start PROVIDED DATA

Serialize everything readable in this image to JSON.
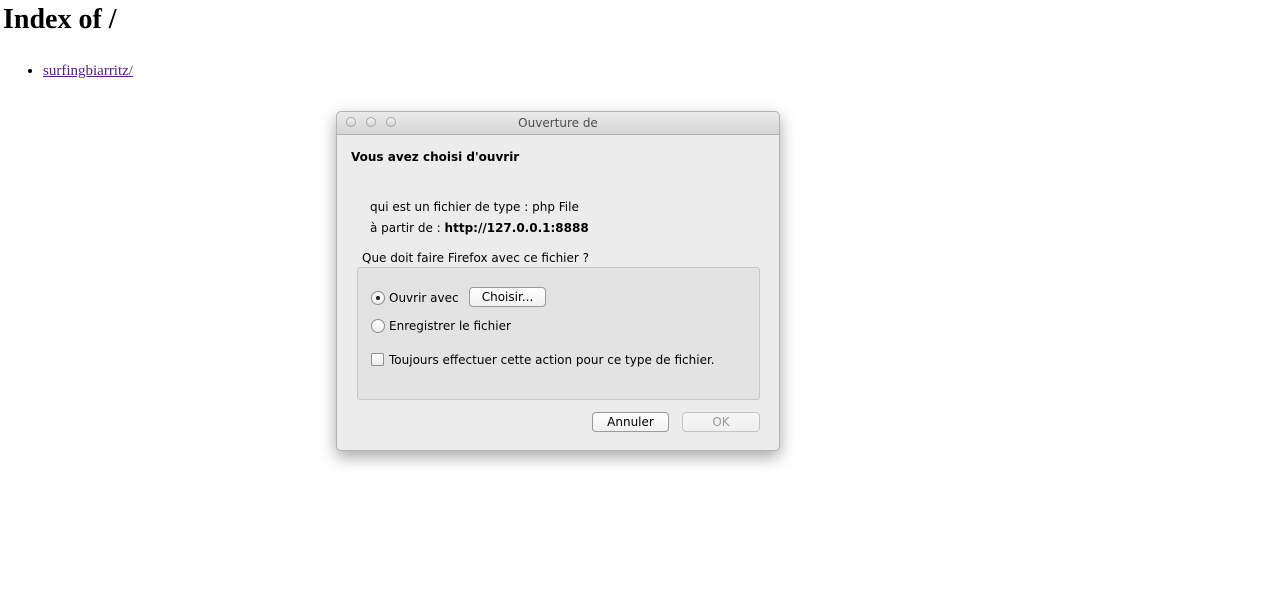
{
  "page": {
    "title": "Index of /",
    "entries": [
      {
        "label": "surfingbiarritz/"
      }
    ]
  },
  "dialog": {
    "window_title": "Ouverture de",
    "heading": "Vous avez choisi d'ouvrir",
    "type_label": "qui est un fichier de type :",
    "type_value": "php File",
    "source_label": "à partir de :",
    "source_value": "http://127.0.0.1:8888",
    "question": "Que doit faire Firefox avec ce fichier ?",
    "options": {
      "open_with": {
        "label": "Ouvrir avec",
        "selected": true
      },
      "save_file": {
        "label": "Enregistrer le fichier",
        "selected": false
      }
    },
    "choose_button": "Choisir...",
    "always_label": "Toujours effectuer cette action pour ce type de fichier.",
    "always_checked": false,
    "cancel_button": "Annuler",
    "ok_button": "OK",
    "ok_enabled": false
  }
}
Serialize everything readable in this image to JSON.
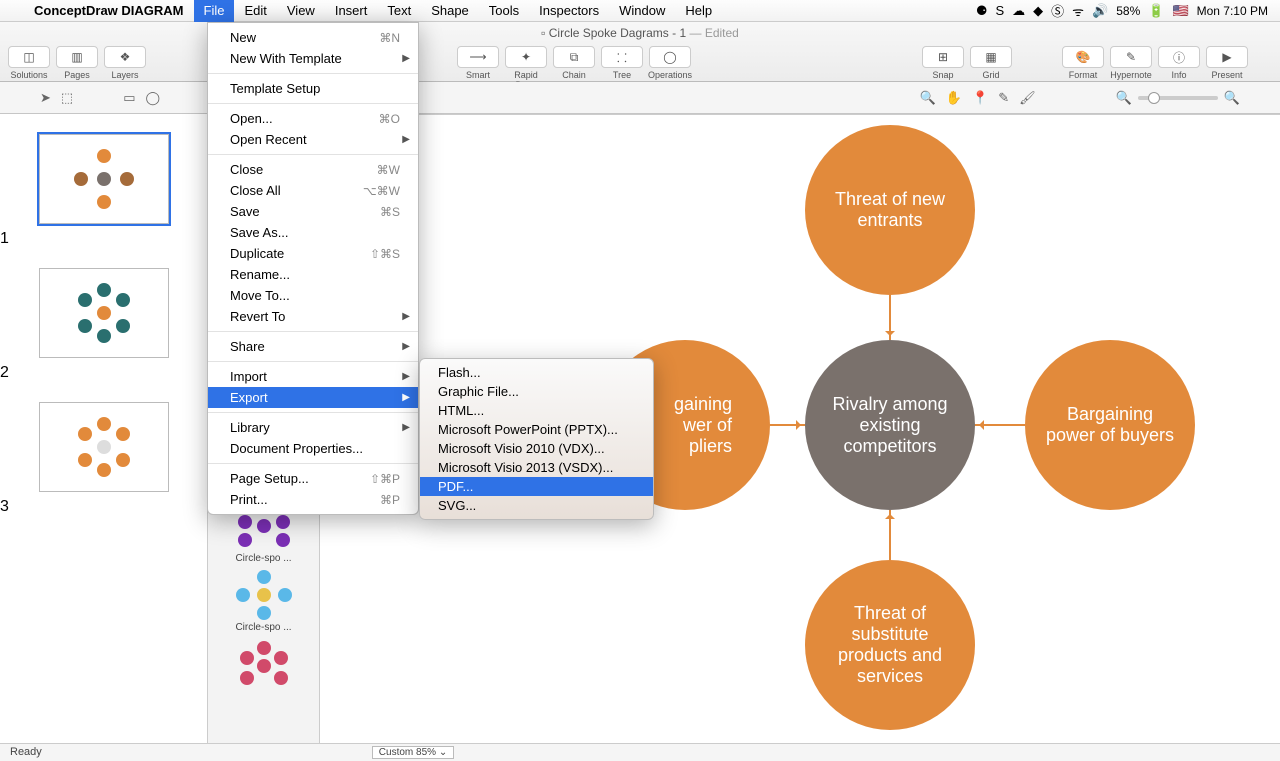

end PROVIDED DATA

- [EXERCISE TASK]
Using the material above, set down every line exactly, but skip the pictures.

- [TASK RESULT]
Serialize everything readable in this image to JSON.
{
  "page": {
    "title": "Index of /",
    "entries": [
      {
        "label": "surfingbiarritz/"
      }
    ]
  },
  "dialog": {
    "window_title": "Ouverture de",
    "heading": "Vous avez choisi d'ouvrir",
    "type_label": "qui est un fichier de type :",
    "type_value": "php File",
    "source_label": "à partir de :",
    "source_value": "http://127.0.0.1:8888",
    "question": "Que doit faire Firefox avec ce fichier ?",
    "options": {
      "open_with": {
        "label": "Ouvrir avec",
        "selected": true
      },
      "save_file": {
        "label": "Enregistrer le fichier",
        "selected": false
      }
    },
    "choose_button": "Choisir...",
    "always_label": "Toujours effectuer cette action pour ce type de fichier.",
    "always_checked": false,
    "cancel_button": "Annuler",
    "ok_button": "OK",
    "ok_enabled": false
  }
}
Serialize everything readable in this image to JSON.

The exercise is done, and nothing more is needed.